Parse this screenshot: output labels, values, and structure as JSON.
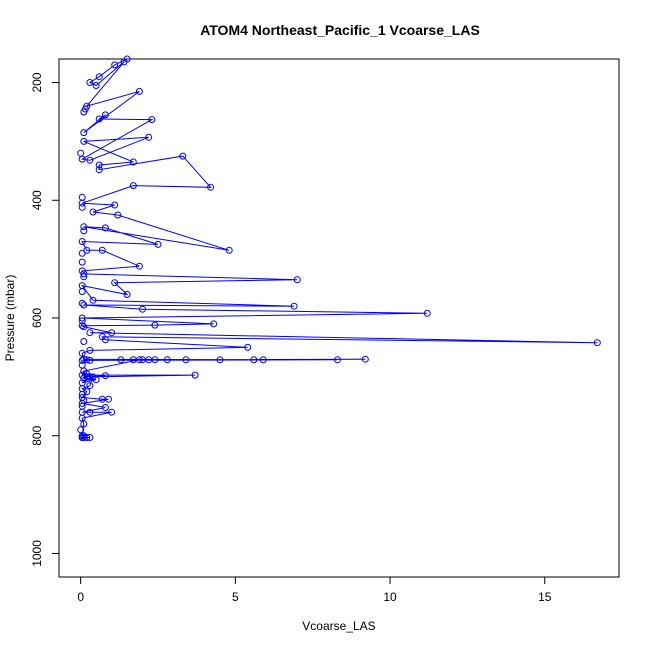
{
  "chart_data": {
    "type": "line",
    "title": "ATOM4 Northeast_Pacific_1 Vcoarse_LAS",
    "xlabel": "Vcoarse_LAS",
    "ylabel": "Pressure (mbar)",
    "xlim": [
      -0.7,
      17.4
    ],
    "ylim": [
      1040,
      160
    ],
    "y_inverted": true,
    "grid": false,
    "x_ticks": [
      0,
      5,
      10,
      15
    ],
    "y_ticks": [
      200,
      400,
      600,
      800,
      1000
    ],
    "color": "#0000ff",
    "series": [
      {
        "values": [
          [
            1.5,
            160
          ],
          [
            1.1,
            170
          ],
          [
            0.6,
            190
          ],
          [
            0.3,
            200
          ],
          [
            0.5,
            205
          ],
          [
            1.4,
            165
          ],
          [
            0.2,
            240
          ],
          [
            1.9,
            215
          ],
          [
            0.1,
            285
          ],
          [
            0.8,
            255
          ],
          [
            0.6,
            262
          ],
          [
            2.3,
            263
          ],
          [
            0.05,
            330
          ],
          [
            0.3,
            332
          ],
          [
            2.2,
            293
          ],
          [
            0.1,
            300
          ],
          [
            1.7,
            335
          ],
          [
            0.6,
            340
          ],
          [
            0.6,
            348
          ],
          [
            3.3,
            325
          ],
          [
            4.2,
            378
          ],
          [
            1.7,
            375
          ],
          [
            0.05,
            405
          ],
          [
            1.1,
            408
          ],
          [
            0.4,
            420
          ],
          [
            1.2,
            425
          ],
          [
            4.8,
            485
          ],
          [
            0.1,
            445
          ],
          [
            0.8,
            447
          ],
          [
            2.5,
            475
          ],
          [
            0.05,
            470
          ],
          [
            0.2,
            485
          ],
          [
            0.7,
            485
          ],
          [
            1.9,
            512
          ],
          [
            0.05,
            520
          ],
          [
            0.1,
            525
          ],
          [
            7.0,
            535
          ],
          [
            1.1,
            540
          ],
          [
            1.5,
            560
          ],
          [
            0.05,
            545
          ],
          [
            0.4,
            570
          ],
          [
            6.9,
            580
          ],
          [
            0.1,
            578
          ],
          [
            2.0,
            585
          ],
          [
            11.2,
            592
          ],
          [
            0.05,
            600
          ],
          [
            4.3,
            610
          ],
          [
            2.4,
            612
          ],
          [
            0.05,
            613
          ],
          [
            0.1,
            615
          ],
          [
            1.0,
            625
          ],
          [
            0.3,
            625
          ],
          [
            16.7,
            642
          ],
          [
            0.7,
            632
          ],
          [
            0.8,
            637
          ],
          [
            5.4,
            650
          ],
          [
            0.3,
            655
          ],
          [
            0.05,
            660
          ],
          [
            0.1,
            670
          ],
          [
            5.6,
            671
          ],
          [
            0.2,
            671
          ],
          [
            9.2,
            670
          ],
          [
            0.05,
            672
          ],
          [
            3.4,
            671
          ],
          [
            2.8,
            671
          ],
          [
            8.3,
            671
          ],
          [
            0.3,
            672
          ],
          [
            1.3,
            671
          ],
          [
            2.0,
            671
          ],
          [
            4.5,
            671
          ],
          [
            2.2,
            671
          ],
          [
            1.7,
            671
          ],
          [
            5.9,
            671
          ],
          [
            2.4,
            671
          ],
          [
            1.9,
            671
          ],
          [
            0.1,
            690
          ],
          [
            0.05,
            697
          ],
          [
            3.7,
            697
          ],
          [
            0.3,
            700
          ],
          [
            0.8,
            698
          ],
          [
            0.2,
            700
          ],
          [
            0.1,
            702
          ],
          [
            0.5,
            705
          ],
          [
            0.05,
            710
          ],
          [
            0.4,
            700
          ],
          [
            0.3,
            715
          ],
          [
            0.05,
            720
          ],
          [
            0.2,
            725
          ],
          [
            0.05,
            735
          ],
          [
            0.7,
            738
          ],
          [
            0.9,
            738
          ],
          [
            0.05,
            745
          ],
          [
            0.8,
            752
          ],
          [
            0.05,
            760
          ],
          [
            0.3,
            760
          ],
          [
            1.0,
            760
          ],
          [
            0.05,
            770
          ],
          [
            0.1,
            780
          ],
          [
            0.05,
            800
          ],
          [
            0.1,
            800
          ],
          [
            0.05,
            803
          ],
          [
            0.2,
            803
          ],
          [
            0.3,
            803
          ],
          [
            0.1,
            803
          ],
          [
            0.05,
            803
          ]
        ]
      }
    ],
    "extra_points": [
      [
        0.1,
        250
      ],
      [
        0.15,
        245
      ],
      [
        0.0,
        320
      ],
      [
        0.05,
        395
      ],
      [
        0.05,
        412
      ],
      [
        0.1,
        452
      ],
      [
        0.05,
        490
      ],
      [
        0.05,
        505
      ],
      [
        0.1,
        530
      ],
      [
        0.05,
        555
      ],
      [
        0.05,
        575
      ],
      [
        0.05,
        605
      ],
      [
        0.1,
        640
      ],
      [
        0.05,
        680
      ],
      [
        0.05,
        730
      ],
      [
        0.1,
        740
      ],
      [
        0.05,
        750
      ],
      [
        0.2,
        695
      ],
      [
        0.25,
        700
      ],
      [
        0.0,
        790
      ]
    ]
  }
}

__Prompt__:
Return each full line of the entries that contains the word "values".

__Task answer__:
Parse this screenshot: output labels, values, and structure as JSON.
        "values": [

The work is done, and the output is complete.